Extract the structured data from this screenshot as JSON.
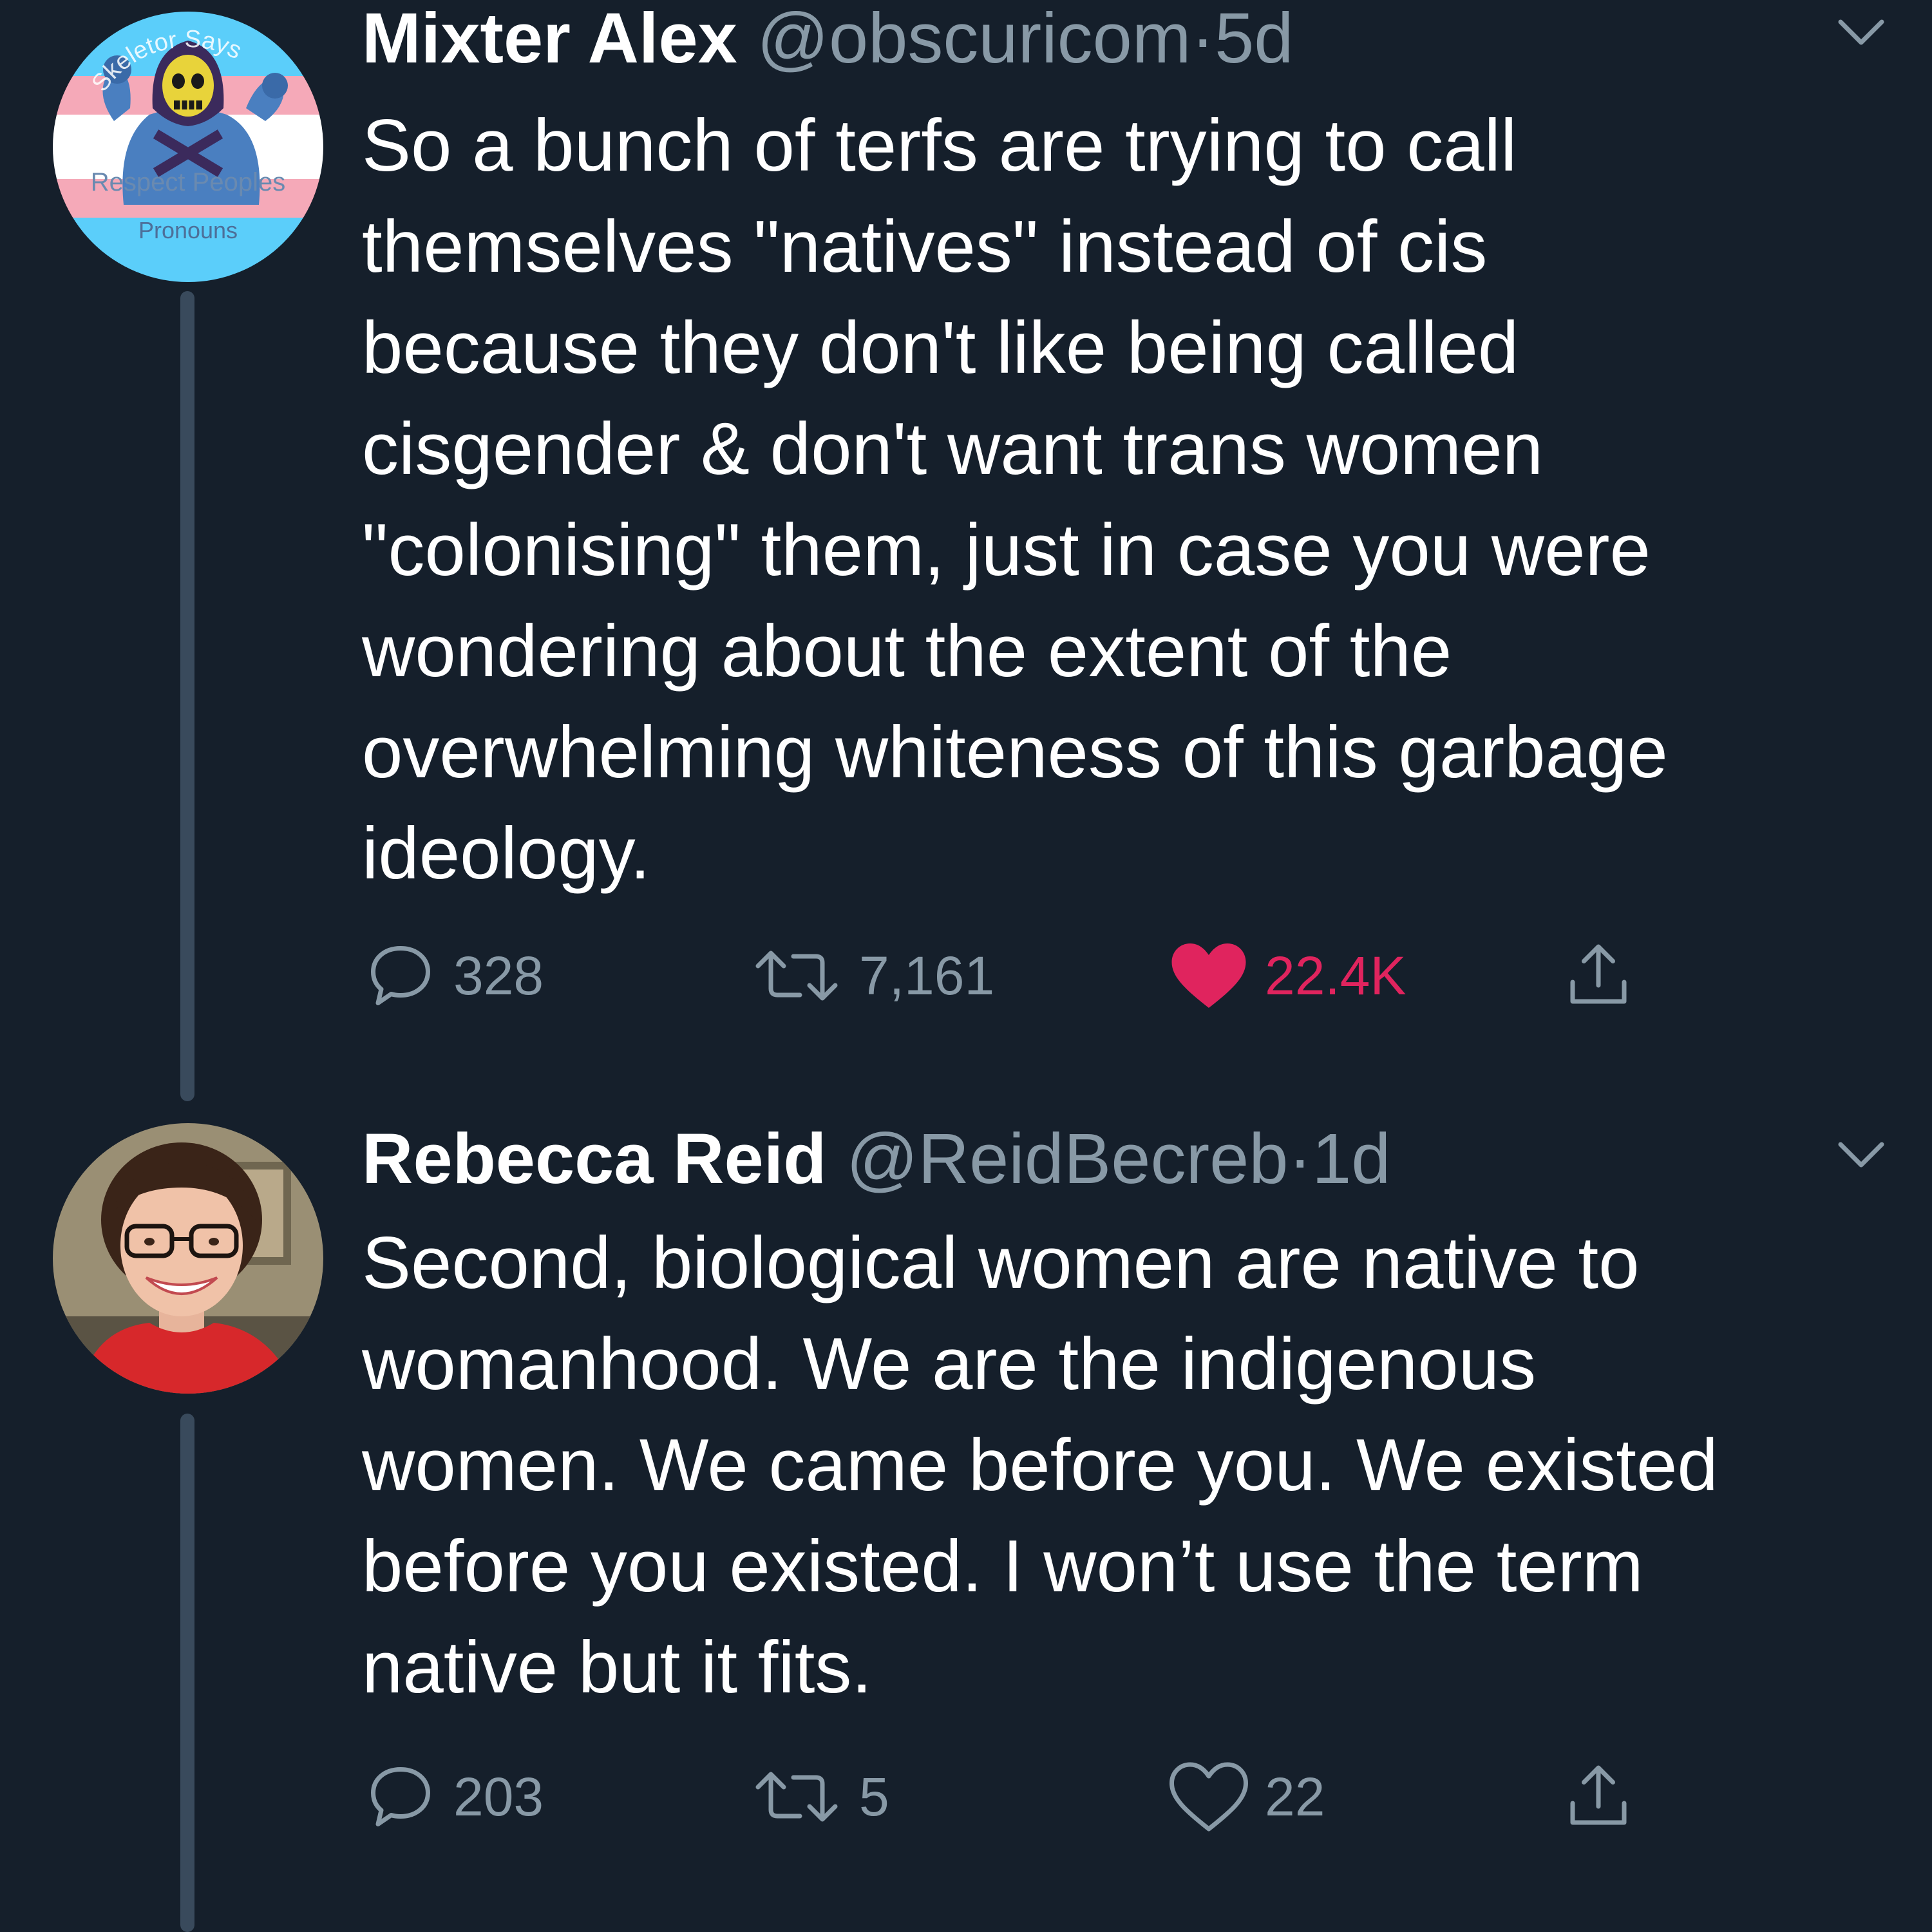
{
  "colors": {
    "background": "#151f2b",
    "text": "#ffffff",
    "secondary": "#8899a6",
    "thread_line": "#394a5c",
    "like_active": "#e0245e"
  },
  "tweets": [
    {
      "author_name": "Mixter Alex",
      "handle": "@obscuricom",
      "separator": "·",
      "time": "5d",
      "avatar": {
        "icon": "skeletor-avatar",
        "text_top": "Skeletor Says",
        "text_middle": "Respect Peoples",
        "text_bottom": "Pronouns"
      },
      "text": "So a bunch of terfs are trying to call\nthemselves \"natives\" instead of cis\nbecause they don't like being called\ncisgender & don't want trans women\n\"colonising\" them, just in case you were\nwondering about the extent of the\noverwhelming whiteness of this garbage\nideology.",
      "replies": "328",
      "retweets": "7,161",
      "likes": "22.4K",
      "liked": true
    },
    {
      "author_name": "Rebecca Reid",
      "handle": "@ReidBecreb",
      "separator": "·",
      "time": "1d",
      "avatar": {
        "icon": "profile-photo"
      },
      "text": "Second, biological women are native to\nwomanhood. We are the indigenous\nwomen. We came before you. We existed\nbefore you existed. I won’t use the term\nnative but it fits.",
      "replies": "203",
      "retweets": "5",
      "likes": "22",
      "liked": false
    }
  ]
}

▶ _OBJECTIVE_
Going through the data above, count the lines where the string "women" appears, and answer with only that number.

▶ _SOLUTION_
2